▸ GIVEN TASK 1
Lay out the entries as a Markdown table with the columns Row and Entry line, covering the lines from the first line of the entries through the line with "upgrade-button[interactable]: 升级: [578, 161, 638, 185]" and leaving out any blank lines.

▸ TEXT EXTRACT
Soft and Gooey Cinnamon Rolls: The Best Cinnamon Roll Recipe

ingredients for gooey cinnamon rolls:

I have been testing and retesting this cinnamon roll recipe for 7 years now, and I feel like I am always learning something new. This is my current favorite version of the rolls, and I love how each of the ingredients inside brings so much to plate - literally.

  • Flour. I prefer to use all-purpose flour for this recipe, but if you want even softer rolls then you could substitute about half of the flour for a pastry flour!

  • Active Dry Yeast. Active dry yeast is used in this recipe for a quick rise. This always give me the best results.

  • Buttermilk. Buttermilk is one of the true heroes in this recipes, giving the rolls a slight tang and an incredibly soft texture.

  • Eggs. Eggs enrich the dough, give them a beautiful color, and an incredibly deep flavor.

  • Butter. You will want to use real butter to make these rolls. My original recipe used vegetable oil, and butter truly changes everything about the final dough. It’s rich and sweet and perfectly soft and spongey.

Soft and Gooey Cinnamon Rolls: The Best Cinnamon Roll Recipe

tips for making super soft dough:

One of the most frequently asked questions I receive is how I make my doughs look so soft. The secret, for me anyway, is to really watch the dough and stop adding flour.

Many beginner bread bakers will follow the direction of adding flour until the dough is “smooth and elastic” without kneading the dough first. Kneading the dough is what causes the dough to become smooth and elastic.

To ensure that your dough does not become too dense or dry, stop adding flour as soon as the dough releases from the bowl, or stops clinging to the sides of the bowl. If you are kneading the dough by hand, then you can stop adding flour as soon as the dough is no longer sticking and clinging to your fingers and the countertop. It should still be soft and slightly sticky, but not enough that it separates into a bunch of small gooey pieces.

Soft and Gooey Cinnamon Rolls: The Best Cinnamon Roll Recipe

how to make homemade cinnamon rolls:

Step One: Make the cinnamon roll dough. Combine all of the ingredients and knead for at least 6 minutes. The longer you knead the dough, the softer it will be! I like to knead this particular recipe for about 6 to 8 minutes maximum.

Step Two: Let the dough rise. The dough needs to double in size, which takes about 1 to 1/2 hours. While the cinnamon roll dough is rising, make the brown sugar filling. For this recipe, I like to use softened butter that is beat for about 10 to 15 minutes, much like a buttercream. This makes it soft, fluffy, and it prevents the coils from over-separating while they are cooling.

▸ RECORDS TO PROCESS
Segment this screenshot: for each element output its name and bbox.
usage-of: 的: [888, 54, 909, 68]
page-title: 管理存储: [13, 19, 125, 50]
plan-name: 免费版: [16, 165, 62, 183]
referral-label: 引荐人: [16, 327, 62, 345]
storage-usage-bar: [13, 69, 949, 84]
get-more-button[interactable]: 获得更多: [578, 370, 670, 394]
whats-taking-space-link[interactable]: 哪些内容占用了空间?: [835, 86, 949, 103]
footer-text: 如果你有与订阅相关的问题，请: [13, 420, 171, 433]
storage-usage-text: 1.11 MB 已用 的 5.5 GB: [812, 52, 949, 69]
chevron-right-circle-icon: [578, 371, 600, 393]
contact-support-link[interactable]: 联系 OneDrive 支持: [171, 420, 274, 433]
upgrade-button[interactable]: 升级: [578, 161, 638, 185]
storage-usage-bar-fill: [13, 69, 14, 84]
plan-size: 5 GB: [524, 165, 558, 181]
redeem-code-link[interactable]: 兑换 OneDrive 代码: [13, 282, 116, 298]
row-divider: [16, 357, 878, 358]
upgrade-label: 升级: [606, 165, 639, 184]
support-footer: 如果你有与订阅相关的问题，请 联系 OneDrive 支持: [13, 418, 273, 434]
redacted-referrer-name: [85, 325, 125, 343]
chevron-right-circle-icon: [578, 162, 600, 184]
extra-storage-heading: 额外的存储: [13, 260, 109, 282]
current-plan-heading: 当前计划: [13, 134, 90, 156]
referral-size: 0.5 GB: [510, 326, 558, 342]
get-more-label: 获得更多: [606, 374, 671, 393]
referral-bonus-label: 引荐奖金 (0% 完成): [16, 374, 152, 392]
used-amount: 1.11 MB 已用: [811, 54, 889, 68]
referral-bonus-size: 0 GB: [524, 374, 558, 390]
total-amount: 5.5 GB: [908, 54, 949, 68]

▸ GIVEN TASK 2
Rewrite the cinnamon roll text from "ingredients for gooey" to "a pastry flour!", putting "unbleached" in place of "all-purpose".

▸ PROBLEM SOLUTION 1
| Row | Entry line |
|---|---|
| 1 | Segment this screenshot: for each element output its name and bbox. |
| 2 | usage-of: 的: [888, 54, 909, 68] |
| 3 | page-title: 管理存储: [13, 19, 125, 50] |
| 4 | plan-name: 免费版: [16, 165, 62, 183] |
| 5 | referral-label: 引荐人: [16, 327, 62, 345] |
| 6 | storage-usage-bar: [13, 69, 949, 84] |
| 7 | get-more-button[interactable]: 获得更多: [578, 370, 670, 394] |
| 8 | whats-taking-space-link[interactable]: 哪些内容占用了空间?: [835, 86, 949, 103] |
| 9 | footer-text: 如果你有与订阅相关的问题，请: [13, 420, 171, 433] |
| 10 | storage-usage-text: 1.11 MB 已用 的 5.5 GB: [812, 52, 949, 69] |
| 11 | chevron-right-circle-icon: [578, 371, 600, 393] |
| 12 | contact-support-link[interactable]: 联系 OneDrive 支持: [171, 420, 274, 433] |
| 13 | upgrade-button[interactable]: 升级: [578, 161, 638, 185] |

▸ PROBLEM SOLUTION 2
ingredients for gooey cinnamon rolls:

I have been testing and retesting this cinnamon roll recipe for 7 years now, and I feel like I am always learning something new. This is my current favorite version of the rolls, and I love how each of the ingredients inside brings so much to plate - literally.

  • Flour. I prefer to use unbleached flour for this recipe, but if you want even softer rolls then you could substitute about half of the flour for a pastry flour!